== EXCERPTED DATA ==

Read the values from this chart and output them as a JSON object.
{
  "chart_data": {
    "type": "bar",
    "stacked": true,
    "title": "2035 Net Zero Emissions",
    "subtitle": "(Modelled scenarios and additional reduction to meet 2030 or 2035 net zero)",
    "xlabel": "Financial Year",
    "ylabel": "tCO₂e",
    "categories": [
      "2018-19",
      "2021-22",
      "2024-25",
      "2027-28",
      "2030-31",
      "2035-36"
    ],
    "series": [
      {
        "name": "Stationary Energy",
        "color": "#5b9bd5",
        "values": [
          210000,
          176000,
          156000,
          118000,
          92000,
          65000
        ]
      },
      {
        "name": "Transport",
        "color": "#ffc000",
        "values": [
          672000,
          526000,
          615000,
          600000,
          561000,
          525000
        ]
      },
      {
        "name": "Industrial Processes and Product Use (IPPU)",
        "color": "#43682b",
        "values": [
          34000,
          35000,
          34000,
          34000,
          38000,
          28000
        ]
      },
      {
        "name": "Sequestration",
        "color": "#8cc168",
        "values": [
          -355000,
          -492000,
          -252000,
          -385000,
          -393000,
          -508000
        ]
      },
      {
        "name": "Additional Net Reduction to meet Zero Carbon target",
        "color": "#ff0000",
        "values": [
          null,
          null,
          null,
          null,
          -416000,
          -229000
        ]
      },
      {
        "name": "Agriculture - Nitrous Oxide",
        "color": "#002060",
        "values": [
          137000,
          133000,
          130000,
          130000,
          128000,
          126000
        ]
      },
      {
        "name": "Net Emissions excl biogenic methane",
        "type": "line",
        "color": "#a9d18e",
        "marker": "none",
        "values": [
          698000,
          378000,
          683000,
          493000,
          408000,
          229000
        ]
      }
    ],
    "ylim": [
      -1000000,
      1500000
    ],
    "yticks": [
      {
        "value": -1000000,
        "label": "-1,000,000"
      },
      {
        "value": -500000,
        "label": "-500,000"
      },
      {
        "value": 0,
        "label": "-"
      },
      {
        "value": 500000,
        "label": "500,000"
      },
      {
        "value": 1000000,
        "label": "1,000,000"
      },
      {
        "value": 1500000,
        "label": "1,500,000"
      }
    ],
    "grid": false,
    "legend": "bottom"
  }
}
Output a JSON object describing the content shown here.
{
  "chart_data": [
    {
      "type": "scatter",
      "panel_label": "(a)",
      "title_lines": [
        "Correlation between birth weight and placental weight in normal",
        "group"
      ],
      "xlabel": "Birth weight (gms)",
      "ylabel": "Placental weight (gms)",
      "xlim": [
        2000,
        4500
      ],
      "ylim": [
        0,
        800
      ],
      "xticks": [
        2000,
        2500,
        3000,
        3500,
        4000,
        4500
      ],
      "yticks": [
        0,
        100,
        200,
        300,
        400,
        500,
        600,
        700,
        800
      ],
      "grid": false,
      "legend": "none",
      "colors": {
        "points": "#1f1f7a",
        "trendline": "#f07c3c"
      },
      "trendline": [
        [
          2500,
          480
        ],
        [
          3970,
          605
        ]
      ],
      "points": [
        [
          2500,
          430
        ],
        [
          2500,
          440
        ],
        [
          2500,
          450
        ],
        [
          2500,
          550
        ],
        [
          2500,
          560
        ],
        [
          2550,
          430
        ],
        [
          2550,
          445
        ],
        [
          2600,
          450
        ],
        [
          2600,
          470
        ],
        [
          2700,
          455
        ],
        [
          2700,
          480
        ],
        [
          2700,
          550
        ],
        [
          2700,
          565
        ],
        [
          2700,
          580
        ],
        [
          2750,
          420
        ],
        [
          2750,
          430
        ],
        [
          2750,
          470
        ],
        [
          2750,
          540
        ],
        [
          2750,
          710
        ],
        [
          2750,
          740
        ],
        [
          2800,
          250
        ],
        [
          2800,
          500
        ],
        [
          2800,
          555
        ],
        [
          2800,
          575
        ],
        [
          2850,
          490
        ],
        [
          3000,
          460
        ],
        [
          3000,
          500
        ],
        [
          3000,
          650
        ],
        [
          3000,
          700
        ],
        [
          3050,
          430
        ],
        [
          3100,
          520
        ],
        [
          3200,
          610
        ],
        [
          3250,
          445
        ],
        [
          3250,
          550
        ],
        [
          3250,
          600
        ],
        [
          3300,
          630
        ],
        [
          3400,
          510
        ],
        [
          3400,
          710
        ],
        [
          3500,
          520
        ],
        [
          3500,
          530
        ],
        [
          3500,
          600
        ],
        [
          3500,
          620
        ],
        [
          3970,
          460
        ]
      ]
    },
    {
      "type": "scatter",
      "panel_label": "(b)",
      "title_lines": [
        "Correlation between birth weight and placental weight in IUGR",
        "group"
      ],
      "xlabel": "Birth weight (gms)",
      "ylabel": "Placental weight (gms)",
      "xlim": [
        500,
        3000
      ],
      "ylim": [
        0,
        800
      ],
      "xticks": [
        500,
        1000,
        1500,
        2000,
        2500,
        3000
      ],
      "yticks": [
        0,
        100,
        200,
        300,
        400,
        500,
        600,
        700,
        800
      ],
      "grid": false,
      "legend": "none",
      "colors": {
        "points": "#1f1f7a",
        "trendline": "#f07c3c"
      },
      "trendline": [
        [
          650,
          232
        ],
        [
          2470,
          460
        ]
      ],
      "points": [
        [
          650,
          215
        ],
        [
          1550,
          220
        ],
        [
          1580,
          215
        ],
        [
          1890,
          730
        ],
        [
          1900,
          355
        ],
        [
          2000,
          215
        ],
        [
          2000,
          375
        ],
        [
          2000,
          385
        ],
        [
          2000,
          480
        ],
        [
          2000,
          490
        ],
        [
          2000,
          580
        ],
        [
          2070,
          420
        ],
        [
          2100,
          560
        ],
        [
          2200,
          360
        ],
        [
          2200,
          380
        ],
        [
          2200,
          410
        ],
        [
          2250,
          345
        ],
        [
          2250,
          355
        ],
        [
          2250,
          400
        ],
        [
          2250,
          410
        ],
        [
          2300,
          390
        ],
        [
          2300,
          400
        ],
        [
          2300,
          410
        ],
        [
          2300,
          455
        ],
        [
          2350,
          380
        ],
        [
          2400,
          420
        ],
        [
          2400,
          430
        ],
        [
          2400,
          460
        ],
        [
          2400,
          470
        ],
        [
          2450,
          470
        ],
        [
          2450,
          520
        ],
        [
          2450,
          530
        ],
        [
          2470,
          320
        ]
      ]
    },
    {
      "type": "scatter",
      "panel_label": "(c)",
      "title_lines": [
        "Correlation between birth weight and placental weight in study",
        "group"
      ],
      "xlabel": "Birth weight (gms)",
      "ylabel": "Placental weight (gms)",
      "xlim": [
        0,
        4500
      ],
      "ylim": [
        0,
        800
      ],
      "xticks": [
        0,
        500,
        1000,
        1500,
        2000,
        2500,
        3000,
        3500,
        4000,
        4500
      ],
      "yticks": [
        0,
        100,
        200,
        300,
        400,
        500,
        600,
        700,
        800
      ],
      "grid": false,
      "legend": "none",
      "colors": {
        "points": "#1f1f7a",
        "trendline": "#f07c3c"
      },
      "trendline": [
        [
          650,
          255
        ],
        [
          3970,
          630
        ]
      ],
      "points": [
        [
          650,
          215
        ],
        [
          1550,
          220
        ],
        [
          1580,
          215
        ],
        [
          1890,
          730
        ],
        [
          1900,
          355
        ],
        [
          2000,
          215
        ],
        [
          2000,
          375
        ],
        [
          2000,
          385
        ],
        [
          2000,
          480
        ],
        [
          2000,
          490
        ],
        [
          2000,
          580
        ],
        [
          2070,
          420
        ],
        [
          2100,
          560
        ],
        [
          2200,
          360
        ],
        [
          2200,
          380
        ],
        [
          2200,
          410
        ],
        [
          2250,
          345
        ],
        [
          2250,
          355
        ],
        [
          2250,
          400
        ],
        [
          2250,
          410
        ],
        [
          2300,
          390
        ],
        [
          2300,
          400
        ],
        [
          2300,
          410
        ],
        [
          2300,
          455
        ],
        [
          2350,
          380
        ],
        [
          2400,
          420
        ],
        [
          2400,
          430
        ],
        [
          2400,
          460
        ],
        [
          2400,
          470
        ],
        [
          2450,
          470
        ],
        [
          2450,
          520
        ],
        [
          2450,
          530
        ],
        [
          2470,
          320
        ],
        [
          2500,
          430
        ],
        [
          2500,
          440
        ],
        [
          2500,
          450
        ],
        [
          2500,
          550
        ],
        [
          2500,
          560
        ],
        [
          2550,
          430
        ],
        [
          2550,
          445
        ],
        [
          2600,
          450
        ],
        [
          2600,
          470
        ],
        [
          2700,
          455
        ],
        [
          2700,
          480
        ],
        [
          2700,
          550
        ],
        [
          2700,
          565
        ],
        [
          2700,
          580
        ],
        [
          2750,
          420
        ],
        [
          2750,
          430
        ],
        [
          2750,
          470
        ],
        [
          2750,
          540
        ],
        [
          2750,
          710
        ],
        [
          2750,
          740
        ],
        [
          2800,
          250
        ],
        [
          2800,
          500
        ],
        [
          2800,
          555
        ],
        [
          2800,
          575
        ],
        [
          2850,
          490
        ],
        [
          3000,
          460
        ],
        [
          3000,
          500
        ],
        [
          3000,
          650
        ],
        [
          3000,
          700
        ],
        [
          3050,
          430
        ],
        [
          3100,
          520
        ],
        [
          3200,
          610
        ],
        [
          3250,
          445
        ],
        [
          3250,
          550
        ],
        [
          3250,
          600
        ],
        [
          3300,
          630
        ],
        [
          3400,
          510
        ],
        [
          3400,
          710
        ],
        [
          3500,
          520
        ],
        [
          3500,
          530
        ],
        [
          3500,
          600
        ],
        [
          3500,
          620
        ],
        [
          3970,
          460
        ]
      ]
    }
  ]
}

===

THE REQUEST
Identify all lines in the records above with the word "Emissions".

ANSWER TO THIS EXERCISE
    "title": "2035 Net Zero Emissions",
        "name": "Net Emissions excl biogenic methane",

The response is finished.